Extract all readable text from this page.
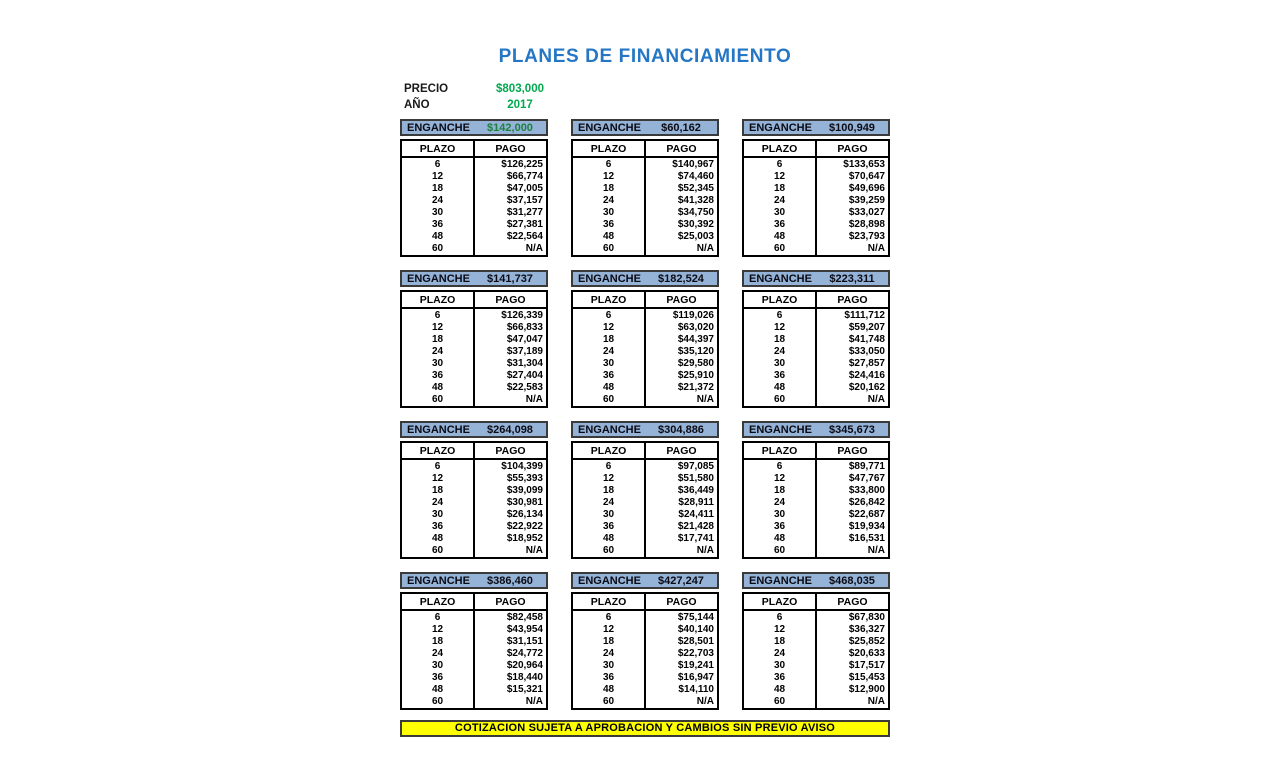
PLANES DE FINANCIAMIENTO
PRECIO	$803,000
AÑO	2017
ENGANCHE	$142,000
PLAZO	PAGO
6	$126,225
12	$66,774
18	$47,005
24	$37,157
30	$31,277
36	$27,381
48	$22,564
60	N/A
ENGANCHE	$60,162
PLAZO	PAGO
6	$140,967
12	$74,460
18	$52,345
24	$41,328
30	$34,750
36	$30,392
48	$25,003
60	N/A
ENGANCHE	$100,949
PLAZO	PAGO
6	$133,653
12	$70,647
18	$49,696
24	$39,259
30	$33,027
36	$28,898
48	$23,793
60	N/A
ENGANCHE	$141,737
PLAZO	PAGO
6	$126,339
12	$66,833
18	$47,047
24	$37,189
30	$31,304
36	$27,404
48	$22,583
60	N/A
ENGANCHE	$182,524
PLAZO	PAGO
6	$119,026
12	$63,020
18	$44,397
24	$35,120
30	$29,580
36	$25,910
48	$21,372
60	N/A
ENGANCHE	$223,311
PLAZO	PAGO
6	$111,712
12	$59,207
18	$41,748
24	$33,050
30	$27,857
36	$24,416
48	$20,162
60	N/A
ENGANCHE	$264,098
PLAZO	PAGO
6	$104,399
12	$55,393
18	$39,099
24	$30,981
30	$26,134
36	$22,922
48	$18,952
60	N/A
ENGANCHE	$304,886
PLAZO	PAGO
6	$97,085
12	$51,580
18	$36,449
24	$28,911
30	$24,411
36	$21,428
48	$17,741
60	N/A
ENGANCHE	$345,673
PLAZO	PAGO
6	$89,771
12	$47,767
18	$33,800
24	$26,842
30	$22,687
36	$19,934
48	$16,531
60	N/A
ENGANCHE	$386,460
PLAZO	PAGO
6	$82,458
12	$43,954
18	$31,151
24	$24,772
30	$20,964
36	$18,440
48	$15,321
60	N/A
ENGANCHE	$427,247
PLAZO	PAGO
6	$75,144
12	$40,140
18	$28,501
24	$22,703
30	$19,241
36	$16,947
48	$14,110
60	N/A
ENGANCHE	$468,035
PLAZO	PAGO
6	$67,830
12	$36,327
18	$25,852
24	$20,633
30	$17,517
36	$15,453
48	$12,900
60	N/A
COTIZACION SUJETA A APROBACION Y CAMBIOS SIN PREVIO AVISO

> _Exercise task_
Show every line that contains the word "ENGANCHE".

> _Written response_
ENGANCHE	$142,000
ENGANCHE	$60,162
ENGANCHE	$100,949
ENGANCHE	$141,737
ENGANCHE	$182,524
ENGANCHE	$223,311
ENGANCHE	$264,098
ENGANCHE	$304,886
ENGANCHE	$345,673
ENGANCHE	$386,460
ENGANCHE	$427,247
ENGANCHE	$468,035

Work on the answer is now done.